WORK INSTRUCTIONS: Reproduce all the lines exactly as they stand, apart from the pictures.

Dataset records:
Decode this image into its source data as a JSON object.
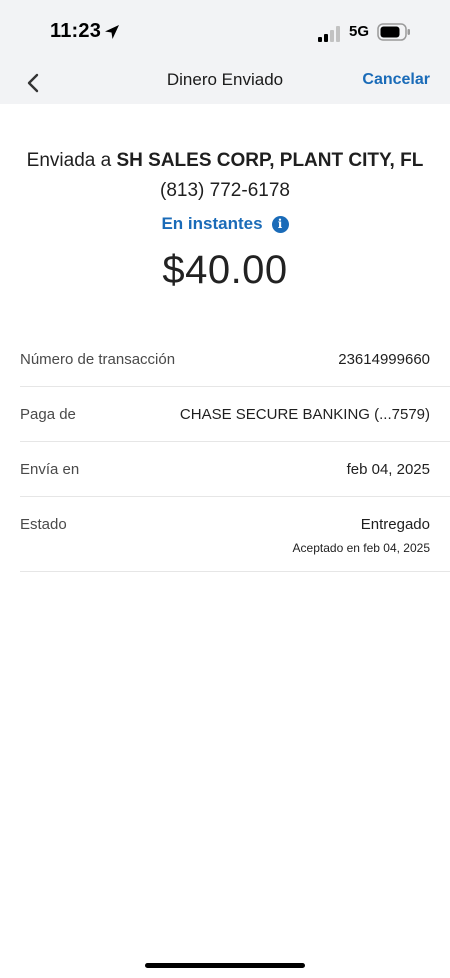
{
  "status_bar": {
    "time": "11:23",
    "network": "5G"
  },
  "nav": {
    "title": "Dinero Enviado",
    "cancel_label": "Cancelar"
  },
  "summary": {
    "recipient_prefix": "Enviada a ",
    "recipient_name": "SH SALES CORP, PLANT CITY, FL",
    "recipient_phone": "(813) 772-6178",
    "speed_label": "En instantes",
    "info_glyph": "i",
    "amount": "$40.00"
  },
  "details": {
    "rows": [
      {
        "label": "Número de transacción",
        "value": "23614999660"
      },
      {
        "label": "Paga de",
        "value": "CHASE SECURE BANKING (...7579)"
      },
      {
        "label": "Envía en",
        "value": "feb 04, 2025"
      },
      {
        "label": "Estado",
        "value": "Entregado",
        "subvalue": "Aceptado en feb 04, 2025"
      }
    ]
  },
  "colors": {
    "accent": "#1a6bb8",
    "header_bg": "#f2f3f5"
  }
}
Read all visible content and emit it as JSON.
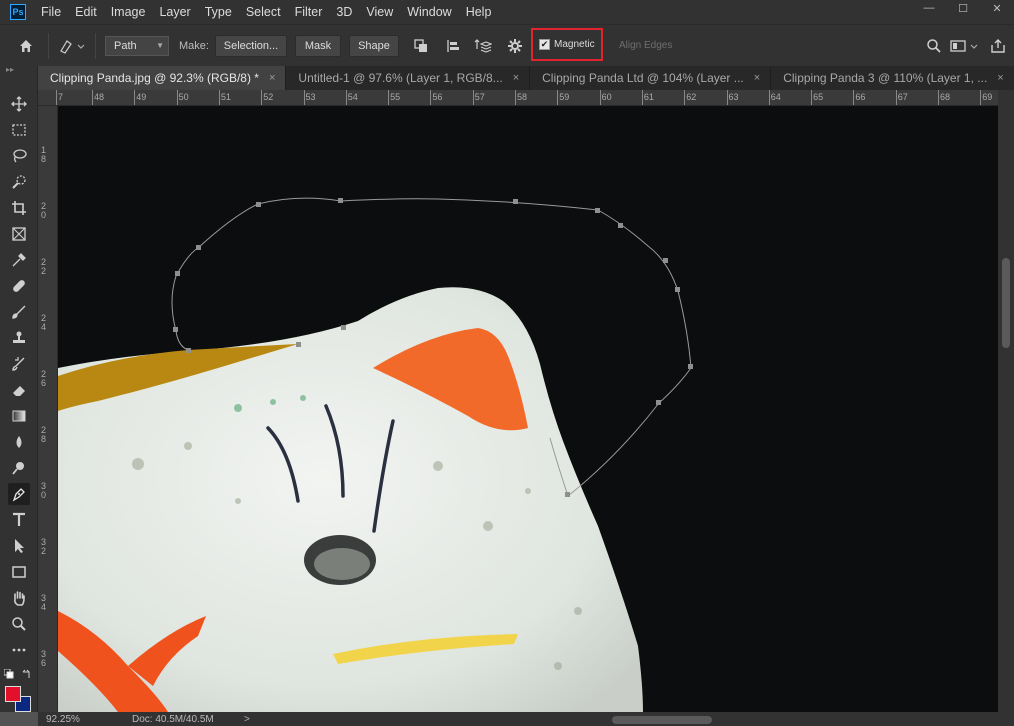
{
  "app": {
    "logo": "Ps"
  },
  "menu": [
    "File",
    "Edit",
    "Image",
    "Layer",
    "Type",
    "Select",
    "Filter",
    "3D",
    "View",
    "Window",
    "Help"
  ],
  "window_controls": {
    "minimize": "—",
    "maximize": "☐",
    "close": "✕"
  },
  "options": {
    "path_mode": "Path",
    "make_label": "Make:",
    "selection_button": "Selection...",
    "mask_button": "Mask",
    "shape_button": "Shape",
    "magnetic_label": "Magnetic",
    "magnetic_checked": true,
    "align_edges": "Align Edges",
    "highlight_color": "#e1242f"
  },
  "tabs": [
    {
      "label": "Clipping Panda.jpg @ 92.3% (RGB/8) *",
      "active": true
    },
    {
      "label": "Untitled-1 @ 97.6% (Layer 1, RGB/8...",
      "active": false
    },
    {
      "label": "Clipping Panda Ltd @ 104% (Layer ...",
      "active": false
    },
    {
      "label": "Clipping Panda 3 @ 110% (Layer 1, ...",
      "active": false
    }
  ],
  "tab_close": "×",
  "ruler_h": [
    "7",
    "48",
    "49",
    "50",
    "51",
    "52",
    "53",
    "54",
    "55",
    "56",
    "57",
    "58",
    "59",
    "60",
    "61",
    "62",
    "63",
    "64",
    "65",
    "66",
    "67",
    "68",
    "69"
  ],
  "ruler_v": [
    "1\n8",
    "2\n0",
    "2\n2",
    "2\n4",
    "2\n6",
    "2\n8",
    "3\n0",
    "3\n2",
    "3\n4",
    "3\n6"
  ],
  "tools": [
    "move-icon",
    "marquee-icon",
    "lasso-icon",
    "quick-select-icon",
    "crop-icon",
    "frame-icon",
    "eyedropper-icon",
    "healing-brush-icon",
    "brush-icon",
    "clone-stamp-icon",
    "history-brush-icon",
    "eraser-icon",
    "gradient-icon",
    "blur-icon",
    "dodge-icon",
    "pen-icon",
    "type-icon",
    "path-selection-icon",
    "rectangle-icon",
    "hand-icon",
    "zoom-icon",
    "more-tools-icon"
  ],
  "colors": {
    "foreground": "#e3102b",
    "background": "#0b2880",
    "canvas": "#0b0d0e"
  },
  "status": {
    "zoom": "92.25%",
    "doc": "Doc: 40.5M/40.5M",
    "arrow": ">"
  }
}
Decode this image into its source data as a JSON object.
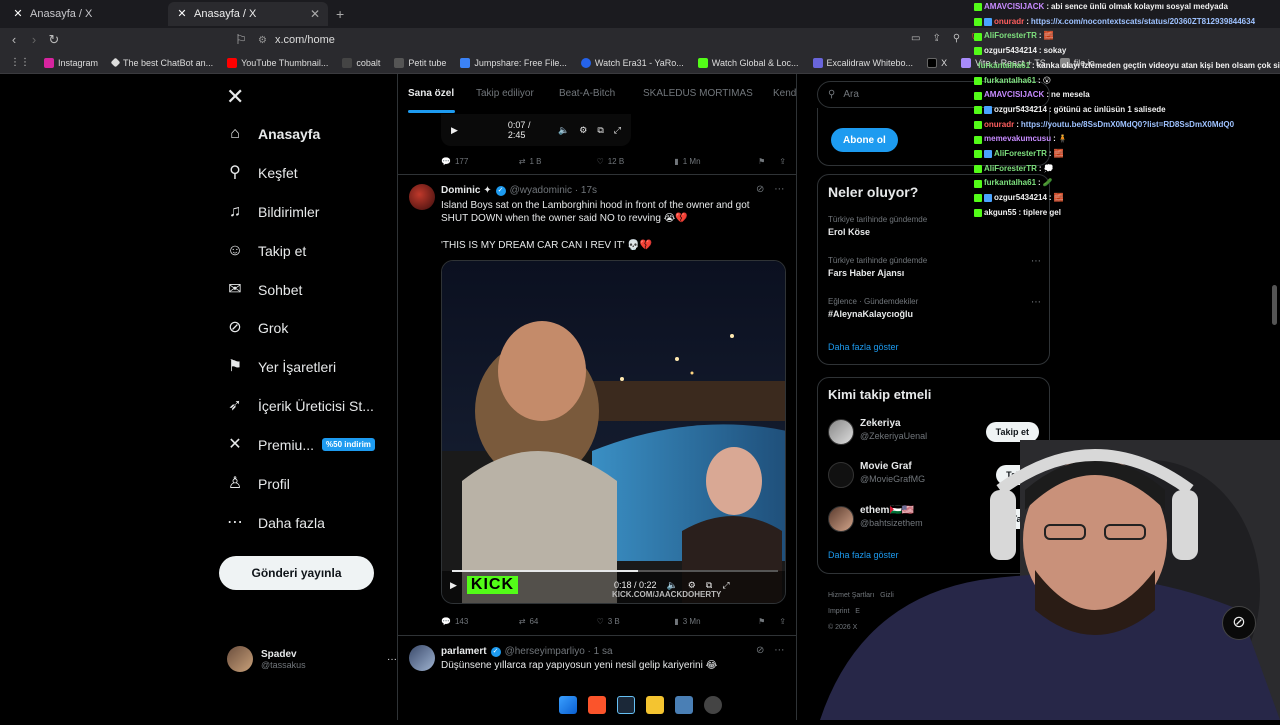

WORKED SOLUTION:
Decode this image into its source data as a JSON object.
{
  "status_bar": {
    "time": "11:23",
    "network": "5G"
  },
  "nav": {
    "title": "Dinero Enviado",
    "cancel_label": "Cancelar"
  },
  "summary": {
    "recipient_prefix": "Enviada a ",
    "recipient_name": "SH SALES CORP, PLANT CITY, FL",
    "recipient_phone": "(813) 772-6178",
    "speed_label": "En instantes",
    "info_glyph": "i",
    "amount": "$40.00"
  },
  "details": {
    "rows": [
      {
        "label": "Número de transacción",
        "value": "23614999660"
      },
      {
        "label": "Paga de",
        "value": "CHASE SECURE BANKING (...7579)"
      },
      {
        "label": "Envía en",
        "value": "feb 04, 2025"
      },
      {
        "label": "Estado",
        "value": "Entregado",
        "subvalue": "Aceptado en feb 04, 2025"
      }
    ]
  },
  "colors": {
    "accent": "#1a6bb8",
    "header_bg": "#f2f3f5"
  }
}
Read all visible content and emit it as JSON.
{
  "app": {
    "logo": "Ps"
  },
  "menu": [
    "File",
    "Edit",
    "Image",
    "Layer",
    "Type",
    "Select",
    "Filter",
    "3D",
    "View",
    "Window",
    "Help"
  ],
  "window_controls": {
    "minimize": "—",
    "maximize": "☐",
    "close": "✕"
  },
  "options": {
    "path_mode": "Path",
    "make_label": "Make:",
    "selection_button": "Selection...",
    "mask_button": "Mask",
    "shape_button": "Shape",
    "magnetic_label": "Magnetic",
    "magnetic_checked": true,
    "align_edges": "Align Edges",
    "highlight_color": "#e1242f"
  },
  "tabs": [
    {
      "label": "Clipping Panda.jpg @ 92.3% (RGB/8) *",
      "active": true
    },
    {
      "label": "Untitled-1 @ 97.6% (Layer 1, RGB/8...",
      "active": false
    },
    {
      "label": "Clipping Panda Ltd @ 104% (Layer ...",
      "active": false
    },
    {
      "label": "Clipping Panda 3 @ 110% (Layer 1, ...",
      "active": false
    }
  ],
  "tab_close": "×",
  "ruler_h": [
    "7",
    "48",
    "49",
    "50",
    "51",
    "52",
    "53",
    "54",
    "55",
    "56",
    "57",
    "58",
    "59",
    "60",
    "61",
    "62",
    "63",
    "64",
    "65",
    "66",
    "67",
    "68",
    "69"
  ],
  "ruler_v": [
    "1\n8",
    "2\n0",
    "2\n2",
    "2\n4",
    "2\n6",
    "2\n8",
    "3\n0",
    "3\n2",
    "3\n4",
    "3\n6"
  ],
  "tools": [
    "move-icon",
    "marquee-icon",
    "lasso-icon",
    "quick-select-icon",
    "crop-icon",
    "frame-icon",
    "eyedropper-icon",
    "healing-brush-icon",
    "brush-icon",
    "clone-stamp-icon",
    "history-brush-icon",
    "eraser-icon",
    "gradient-icon",
    "blur-icon",
    "dodge-icon",
    "pen-icon",
    "type-icon",
    "path-selection-icon",
    "rectangle-icon",
    "hand-icon",
    "zoom-icon",
    "more-tools-icon"
  ],
  "colors": {
    "foreground": "#e3102b",
    "background": "#0b2880",
    "canvas": "#0b0d0e"
  },
  "status": {
    "zoom": "92.25%",
    "doc": "Doc: 40.5M/40.5M",
    "arrow": ">"
  }
}
Decode this image into its source data as a JSON object.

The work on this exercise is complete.